STATED TASK ->
Determine the number of lines that have the string "head" in them, and give only that number.

Extracted records
start

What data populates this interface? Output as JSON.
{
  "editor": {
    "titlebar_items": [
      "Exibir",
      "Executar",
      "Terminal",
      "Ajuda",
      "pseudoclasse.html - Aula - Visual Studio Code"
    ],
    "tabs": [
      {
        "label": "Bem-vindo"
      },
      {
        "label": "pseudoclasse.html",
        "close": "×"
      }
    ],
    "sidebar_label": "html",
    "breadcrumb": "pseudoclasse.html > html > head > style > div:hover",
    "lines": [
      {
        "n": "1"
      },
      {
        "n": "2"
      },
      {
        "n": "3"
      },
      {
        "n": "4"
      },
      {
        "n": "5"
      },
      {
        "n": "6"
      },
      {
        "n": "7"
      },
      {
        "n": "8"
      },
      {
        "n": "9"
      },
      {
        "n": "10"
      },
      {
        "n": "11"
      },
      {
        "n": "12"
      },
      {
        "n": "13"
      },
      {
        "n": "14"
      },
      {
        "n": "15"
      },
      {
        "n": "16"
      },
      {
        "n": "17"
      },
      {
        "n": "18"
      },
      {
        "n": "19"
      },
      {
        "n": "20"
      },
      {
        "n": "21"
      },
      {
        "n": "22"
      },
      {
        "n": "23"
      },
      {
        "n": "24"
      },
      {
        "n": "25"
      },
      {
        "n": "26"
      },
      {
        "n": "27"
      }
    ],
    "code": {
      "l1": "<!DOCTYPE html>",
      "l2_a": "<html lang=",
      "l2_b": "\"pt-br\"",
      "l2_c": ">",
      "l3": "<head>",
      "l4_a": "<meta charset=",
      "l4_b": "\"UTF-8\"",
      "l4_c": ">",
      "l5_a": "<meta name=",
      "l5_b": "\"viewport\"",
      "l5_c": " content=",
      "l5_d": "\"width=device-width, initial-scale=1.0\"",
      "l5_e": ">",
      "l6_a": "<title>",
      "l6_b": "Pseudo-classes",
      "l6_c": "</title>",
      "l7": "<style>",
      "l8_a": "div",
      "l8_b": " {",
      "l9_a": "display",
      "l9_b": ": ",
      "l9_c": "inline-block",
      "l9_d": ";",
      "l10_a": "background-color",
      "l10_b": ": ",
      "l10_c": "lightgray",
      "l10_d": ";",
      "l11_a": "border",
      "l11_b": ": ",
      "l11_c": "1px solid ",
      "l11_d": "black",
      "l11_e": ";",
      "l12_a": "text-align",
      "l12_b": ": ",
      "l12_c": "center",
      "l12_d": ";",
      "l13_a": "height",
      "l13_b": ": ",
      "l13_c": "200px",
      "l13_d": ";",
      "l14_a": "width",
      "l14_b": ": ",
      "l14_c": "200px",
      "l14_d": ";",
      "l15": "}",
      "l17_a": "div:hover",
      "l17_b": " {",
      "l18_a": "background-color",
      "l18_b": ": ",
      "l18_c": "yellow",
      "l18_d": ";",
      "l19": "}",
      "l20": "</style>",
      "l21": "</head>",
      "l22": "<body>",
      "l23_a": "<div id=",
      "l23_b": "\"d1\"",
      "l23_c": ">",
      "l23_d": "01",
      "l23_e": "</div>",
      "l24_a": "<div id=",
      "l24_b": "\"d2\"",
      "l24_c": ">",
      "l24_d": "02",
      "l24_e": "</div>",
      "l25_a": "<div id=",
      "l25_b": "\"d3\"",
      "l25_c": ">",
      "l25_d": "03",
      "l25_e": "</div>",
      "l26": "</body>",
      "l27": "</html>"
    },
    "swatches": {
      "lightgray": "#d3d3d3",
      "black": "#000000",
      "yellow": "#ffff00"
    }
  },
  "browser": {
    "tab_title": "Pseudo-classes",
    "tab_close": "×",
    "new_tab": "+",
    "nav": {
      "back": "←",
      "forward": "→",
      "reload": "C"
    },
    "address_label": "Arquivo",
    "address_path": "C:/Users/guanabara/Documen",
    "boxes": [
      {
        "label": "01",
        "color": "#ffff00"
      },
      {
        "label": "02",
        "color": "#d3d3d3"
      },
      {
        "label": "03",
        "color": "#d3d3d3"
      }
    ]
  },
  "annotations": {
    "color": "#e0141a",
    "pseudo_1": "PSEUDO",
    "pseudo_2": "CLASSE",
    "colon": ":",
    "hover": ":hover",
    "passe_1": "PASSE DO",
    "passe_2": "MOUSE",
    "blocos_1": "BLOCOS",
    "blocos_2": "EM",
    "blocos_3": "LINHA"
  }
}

end

TASK SOLUTION ->
3